**WHAT YOU ARE ASKED TO DO**
In the entries below, find the lines with the word "color" and copy them.

[Stored records]
◇ ◇ ◇ ◇ ◇ ◇ ◇

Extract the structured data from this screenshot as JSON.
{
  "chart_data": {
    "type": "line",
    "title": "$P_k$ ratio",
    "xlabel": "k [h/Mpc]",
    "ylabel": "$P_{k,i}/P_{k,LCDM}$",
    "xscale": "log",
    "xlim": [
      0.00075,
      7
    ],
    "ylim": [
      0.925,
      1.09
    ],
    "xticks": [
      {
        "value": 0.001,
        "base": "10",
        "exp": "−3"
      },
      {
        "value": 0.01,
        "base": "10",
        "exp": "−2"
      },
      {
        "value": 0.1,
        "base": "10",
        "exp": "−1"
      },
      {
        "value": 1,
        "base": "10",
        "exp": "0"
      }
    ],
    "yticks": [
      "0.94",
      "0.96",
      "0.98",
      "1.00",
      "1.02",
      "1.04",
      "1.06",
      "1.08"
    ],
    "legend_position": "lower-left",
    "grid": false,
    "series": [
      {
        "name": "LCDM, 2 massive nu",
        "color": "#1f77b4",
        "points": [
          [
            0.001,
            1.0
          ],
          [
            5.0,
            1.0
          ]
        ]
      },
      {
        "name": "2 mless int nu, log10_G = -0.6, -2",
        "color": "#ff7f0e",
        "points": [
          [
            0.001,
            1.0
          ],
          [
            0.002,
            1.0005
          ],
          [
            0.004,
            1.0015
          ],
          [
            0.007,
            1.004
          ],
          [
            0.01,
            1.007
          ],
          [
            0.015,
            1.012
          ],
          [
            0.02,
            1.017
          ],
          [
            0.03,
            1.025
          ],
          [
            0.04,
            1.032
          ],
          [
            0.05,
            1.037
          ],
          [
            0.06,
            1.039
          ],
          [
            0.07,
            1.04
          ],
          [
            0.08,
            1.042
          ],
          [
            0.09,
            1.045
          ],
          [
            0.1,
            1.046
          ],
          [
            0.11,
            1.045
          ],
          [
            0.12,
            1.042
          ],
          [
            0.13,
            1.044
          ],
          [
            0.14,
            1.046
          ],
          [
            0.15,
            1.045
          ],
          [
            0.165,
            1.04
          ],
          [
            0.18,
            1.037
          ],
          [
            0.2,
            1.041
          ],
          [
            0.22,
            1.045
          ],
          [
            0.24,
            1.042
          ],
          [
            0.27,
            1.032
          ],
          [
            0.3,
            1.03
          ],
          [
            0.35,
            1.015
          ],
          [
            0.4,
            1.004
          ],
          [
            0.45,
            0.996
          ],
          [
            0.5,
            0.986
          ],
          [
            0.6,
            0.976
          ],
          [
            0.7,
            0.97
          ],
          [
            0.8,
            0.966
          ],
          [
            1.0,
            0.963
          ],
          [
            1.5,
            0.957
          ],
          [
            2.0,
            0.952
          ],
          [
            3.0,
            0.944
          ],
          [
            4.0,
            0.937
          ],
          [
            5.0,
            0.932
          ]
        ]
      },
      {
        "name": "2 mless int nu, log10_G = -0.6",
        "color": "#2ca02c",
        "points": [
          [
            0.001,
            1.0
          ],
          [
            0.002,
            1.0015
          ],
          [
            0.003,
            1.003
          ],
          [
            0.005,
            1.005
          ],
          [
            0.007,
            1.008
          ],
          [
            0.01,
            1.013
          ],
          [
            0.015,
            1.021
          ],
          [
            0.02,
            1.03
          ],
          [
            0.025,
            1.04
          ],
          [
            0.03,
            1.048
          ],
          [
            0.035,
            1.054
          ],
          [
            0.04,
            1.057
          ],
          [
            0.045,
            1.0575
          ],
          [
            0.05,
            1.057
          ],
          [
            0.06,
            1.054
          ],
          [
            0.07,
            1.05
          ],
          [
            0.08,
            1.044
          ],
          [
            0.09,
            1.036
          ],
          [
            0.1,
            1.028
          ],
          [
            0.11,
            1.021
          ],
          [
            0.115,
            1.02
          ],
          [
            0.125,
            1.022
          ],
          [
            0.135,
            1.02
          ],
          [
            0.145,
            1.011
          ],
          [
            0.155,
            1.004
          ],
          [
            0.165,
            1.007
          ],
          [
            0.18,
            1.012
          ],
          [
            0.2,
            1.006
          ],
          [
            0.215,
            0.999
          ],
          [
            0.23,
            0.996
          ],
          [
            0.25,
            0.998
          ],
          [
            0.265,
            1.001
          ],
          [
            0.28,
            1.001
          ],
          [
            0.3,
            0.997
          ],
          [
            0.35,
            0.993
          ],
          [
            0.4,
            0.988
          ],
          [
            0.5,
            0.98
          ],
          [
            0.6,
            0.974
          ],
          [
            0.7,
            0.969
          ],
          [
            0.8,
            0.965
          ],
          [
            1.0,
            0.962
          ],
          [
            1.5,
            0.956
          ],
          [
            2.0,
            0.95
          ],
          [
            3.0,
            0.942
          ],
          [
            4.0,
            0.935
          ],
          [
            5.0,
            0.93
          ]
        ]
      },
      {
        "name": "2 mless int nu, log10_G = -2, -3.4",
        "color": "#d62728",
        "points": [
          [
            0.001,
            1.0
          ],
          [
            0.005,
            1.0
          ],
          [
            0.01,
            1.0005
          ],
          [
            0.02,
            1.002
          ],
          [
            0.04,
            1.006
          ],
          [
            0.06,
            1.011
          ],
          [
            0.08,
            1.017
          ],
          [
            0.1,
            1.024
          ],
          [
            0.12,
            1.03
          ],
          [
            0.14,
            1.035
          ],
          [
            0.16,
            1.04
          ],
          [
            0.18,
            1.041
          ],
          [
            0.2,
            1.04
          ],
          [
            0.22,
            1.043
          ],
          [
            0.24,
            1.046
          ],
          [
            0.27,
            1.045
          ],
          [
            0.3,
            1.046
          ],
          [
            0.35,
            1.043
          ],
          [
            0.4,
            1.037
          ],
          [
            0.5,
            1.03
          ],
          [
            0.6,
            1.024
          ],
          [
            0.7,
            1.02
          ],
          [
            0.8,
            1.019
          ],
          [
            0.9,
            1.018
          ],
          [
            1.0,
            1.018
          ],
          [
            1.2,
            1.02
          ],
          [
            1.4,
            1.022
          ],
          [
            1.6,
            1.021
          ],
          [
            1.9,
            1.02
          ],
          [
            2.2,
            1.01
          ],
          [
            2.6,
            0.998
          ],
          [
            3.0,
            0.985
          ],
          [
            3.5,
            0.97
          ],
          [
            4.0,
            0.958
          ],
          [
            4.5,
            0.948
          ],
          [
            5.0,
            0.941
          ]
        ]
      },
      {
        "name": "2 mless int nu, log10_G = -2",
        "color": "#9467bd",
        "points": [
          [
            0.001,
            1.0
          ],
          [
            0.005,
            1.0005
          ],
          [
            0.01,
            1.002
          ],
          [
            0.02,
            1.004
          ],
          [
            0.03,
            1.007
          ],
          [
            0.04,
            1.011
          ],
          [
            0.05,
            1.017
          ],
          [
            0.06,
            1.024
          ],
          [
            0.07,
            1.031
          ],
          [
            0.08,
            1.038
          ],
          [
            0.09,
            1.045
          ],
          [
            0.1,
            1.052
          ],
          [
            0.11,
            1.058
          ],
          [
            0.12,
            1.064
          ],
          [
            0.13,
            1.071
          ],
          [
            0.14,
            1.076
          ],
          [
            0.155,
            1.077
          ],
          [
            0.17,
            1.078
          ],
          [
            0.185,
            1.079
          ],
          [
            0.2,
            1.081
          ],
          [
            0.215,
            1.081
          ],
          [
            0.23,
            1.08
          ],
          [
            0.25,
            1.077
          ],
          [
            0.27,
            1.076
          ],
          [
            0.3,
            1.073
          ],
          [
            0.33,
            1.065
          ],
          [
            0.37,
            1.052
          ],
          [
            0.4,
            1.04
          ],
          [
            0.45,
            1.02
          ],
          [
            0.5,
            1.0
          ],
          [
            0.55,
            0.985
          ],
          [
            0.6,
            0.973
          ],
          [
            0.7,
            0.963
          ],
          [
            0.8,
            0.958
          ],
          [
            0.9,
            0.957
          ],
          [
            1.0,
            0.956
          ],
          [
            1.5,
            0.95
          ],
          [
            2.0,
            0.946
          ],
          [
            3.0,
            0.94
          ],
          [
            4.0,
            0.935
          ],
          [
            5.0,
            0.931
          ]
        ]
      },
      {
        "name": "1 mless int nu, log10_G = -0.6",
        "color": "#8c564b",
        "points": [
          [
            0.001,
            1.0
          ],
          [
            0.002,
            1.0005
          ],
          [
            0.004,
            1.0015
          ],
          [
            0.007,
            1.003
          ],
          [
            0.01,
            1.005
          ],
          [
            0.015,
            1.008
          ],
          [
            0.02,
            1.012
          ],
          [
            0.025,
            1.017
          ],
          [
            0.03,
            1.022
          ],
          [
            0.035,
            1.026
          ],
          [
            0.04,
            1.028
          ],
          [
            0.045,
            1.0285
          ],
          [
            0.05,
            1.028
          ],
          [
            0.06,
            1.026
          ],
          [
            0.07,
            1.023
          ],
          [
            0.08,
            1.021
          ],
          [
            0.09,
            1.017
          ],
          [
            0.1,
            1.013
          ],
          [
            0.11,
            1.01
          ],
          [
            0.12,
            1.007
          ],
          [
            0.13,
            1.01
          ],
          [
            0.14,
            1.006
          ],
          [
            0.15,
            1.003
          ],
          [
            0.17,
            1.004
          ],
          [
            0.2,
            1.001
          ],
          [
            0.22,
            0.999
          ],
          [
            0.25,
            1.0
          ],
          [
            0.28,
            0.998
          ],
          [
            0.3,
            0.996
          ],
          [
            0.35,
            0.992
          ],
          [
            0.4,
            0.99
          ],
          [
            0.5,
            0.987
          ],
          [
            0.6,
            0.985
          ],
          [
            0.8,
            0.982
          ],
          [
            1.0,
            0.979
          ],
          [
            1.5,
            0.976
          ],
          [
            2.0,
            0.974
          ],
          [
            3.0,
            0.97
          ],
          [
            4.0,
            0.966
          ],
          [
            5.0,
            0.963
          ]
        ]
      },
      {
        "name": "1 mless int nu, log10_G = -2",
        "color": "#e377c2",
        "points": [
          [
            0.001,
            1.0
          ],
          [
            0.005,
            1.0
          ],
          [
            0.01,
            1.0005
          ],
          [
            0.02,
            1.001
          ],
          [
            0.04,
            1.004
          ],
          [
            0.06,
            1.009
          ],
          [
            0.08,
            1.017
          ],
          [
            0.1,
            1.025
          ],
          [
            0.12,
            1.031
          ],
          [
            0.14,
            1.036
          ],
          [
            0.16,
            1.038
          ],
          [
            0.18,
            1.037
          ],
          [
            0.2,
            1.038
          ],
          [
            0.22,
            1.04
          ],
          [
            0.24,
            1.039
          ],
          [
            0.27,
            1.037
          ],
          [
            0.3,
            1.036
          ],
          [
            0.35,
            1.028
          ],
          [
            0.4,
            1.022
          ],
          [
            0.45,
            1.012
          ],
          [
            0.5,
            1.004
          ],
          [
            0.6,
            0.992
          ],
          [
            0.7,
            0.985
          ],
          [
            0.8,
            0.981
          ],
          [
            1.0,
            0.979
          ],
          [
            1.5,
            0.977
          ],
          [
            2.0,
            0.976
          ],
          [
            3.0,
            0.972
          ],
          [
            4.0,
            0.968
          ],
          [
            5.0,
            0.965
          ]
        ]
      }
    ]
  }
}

◇ ◇ ◇ ◇ ◇ ◇ ◇

**ANSWER FOR THIS EXERCISE**
        "color": "#1f77b4",
        "color": "#ff7f0e",
        "color": "#2ca02c",
        "color": "#d62728",
        "color": "#9467bd",
        "color": "#8c564b",
        "color": "#e377c2",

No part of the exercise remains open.